Written instruction: Return every line below as is, leaving out the pictures.

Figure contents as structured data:
....................

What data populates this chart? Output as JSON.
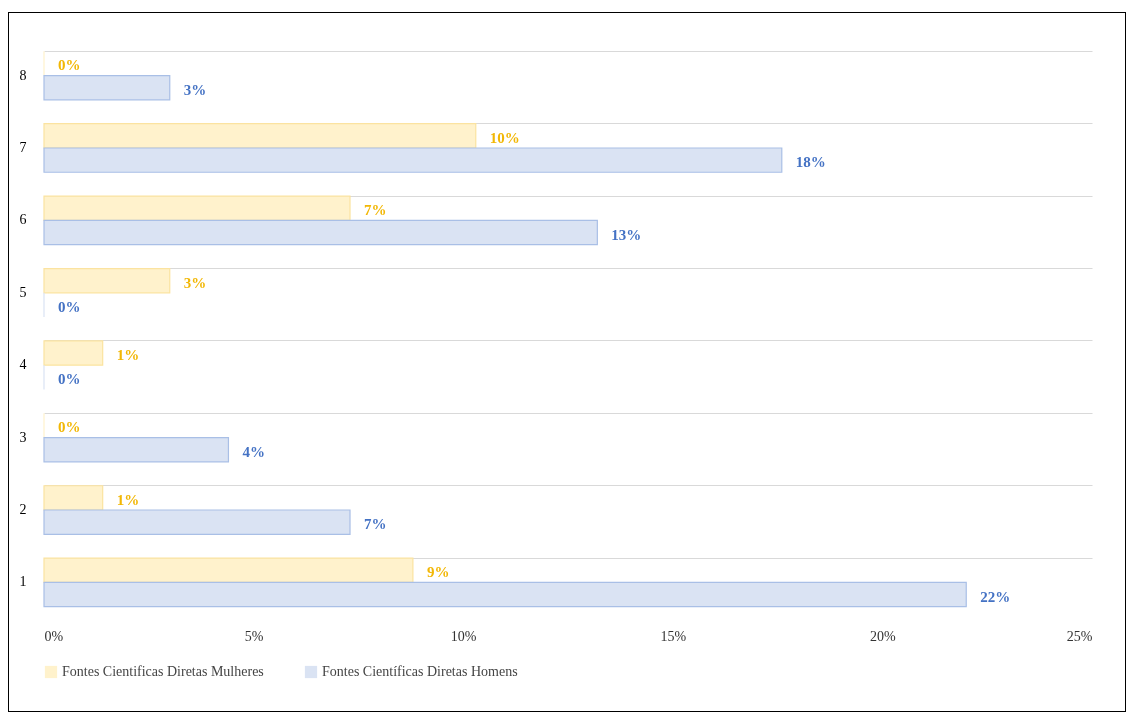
{
  "chart_data": {
    "type": "bar",
    "orientation": "horizontal",
    "categories": [
      "8",
      "7",
      "6",
      "5",
      "4",
      "3",
      "2",
      "1"
    ],
    "series": [
      {
        "name": "Fontes Cientificas Diretas Mulheres",
        "color": "#fff2cc",
        "values": [
          0,
          10.3,
          7.3,
          3,
          1.4,
          0,
          1.4,
          8.8
        ],
        "value_labels": [
          "0%",
          "10%",
          "7%",
          "3%",
          "1%",
          "0%",
          "1%",
          "9%"
        ]
      },
      {
        "name": "Fontes Científicas Diretas Homens",
        "color": "#dae3f3",
        "values": [
          3,
          17.6,
          13.2,
          0,
          0,
          4.4,
          7.3,
          22
        ],
        "value_labels": [
          "3%",
          "18%",
          "13%",
          "0%",
          "0%",
          "4%",
          "7%",
          "22%"
        ]
      }
    ],
    "xlim": [
      0,
      25
    ],
    "xticks": [
      {
        "value": 0,
        "label": "0%"
      },
      {
        "value": 5,
        "label": "5%"
      },
      {
        "value": 10,
        "label": "10%"
      },
      {
        "value": 15,
        "label": "15%"
      },
      {
        "value": 20,
        "label": "20%"
      },
      {
        "value": 25,
        "label": "25%"
      }
    ],
    "grid": "y",
    "legend": "bottom"
  }
}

....................

Finished exercise:
What data populates this chart? Output as JSON.
{
  "chart_data": {
    "type": "bar",
    "orientation": "horizontal",
    "categories": [
      "8",
      "7",
      "6",
      "5",
      "4",
      "3",
      "2",
      "1"
    ],
    "series": [
      {
        "name": "Fontes Cientificas Diretas Mulheres",
        "color": "#fff2cc",
        "values": [
          0,
          10.3,
          7.3,
          3,
          1.4,
          0,
          1.4,
          8.8
        ],
        "value_labels": [
          "0%",
          "10%",
          "7%",
          "3%",
          "1%",
          "0%",
          "1%",
          "9%"
        ]
      },
      {
        "name": "Fontes Científicas Diretas Homens",
        "color": "#dae3f3",
        "values": [
          3,
          17.6,
          13.2,
          0,
          0,
          4.4,
          7.3,
          22
        ],
        "value_labels": [
          "3%",
          "18%",
          "13%",
          "0%",
          "0%",
          "4%",
          "7%",
          "22%"
        ]
      }
    ],
    "xlim": [
      0,
      25
    ],
    "xticks": [
      {
        "value": 0,
        "label": "0%"
      },
      {
        "value": 5,
        "label": "5%"
      },
      {
        "value": 10,
        "label": "10%"
      },
      {
        "value": 15,
        "label": "15%"
      },
      {
        "value": 20,
        "label": "20%"
      },
      {
        "value": 25,
        "label": "25%"
      }
    ],
    "grid": "y",
    "legend": "bottom"
  }
}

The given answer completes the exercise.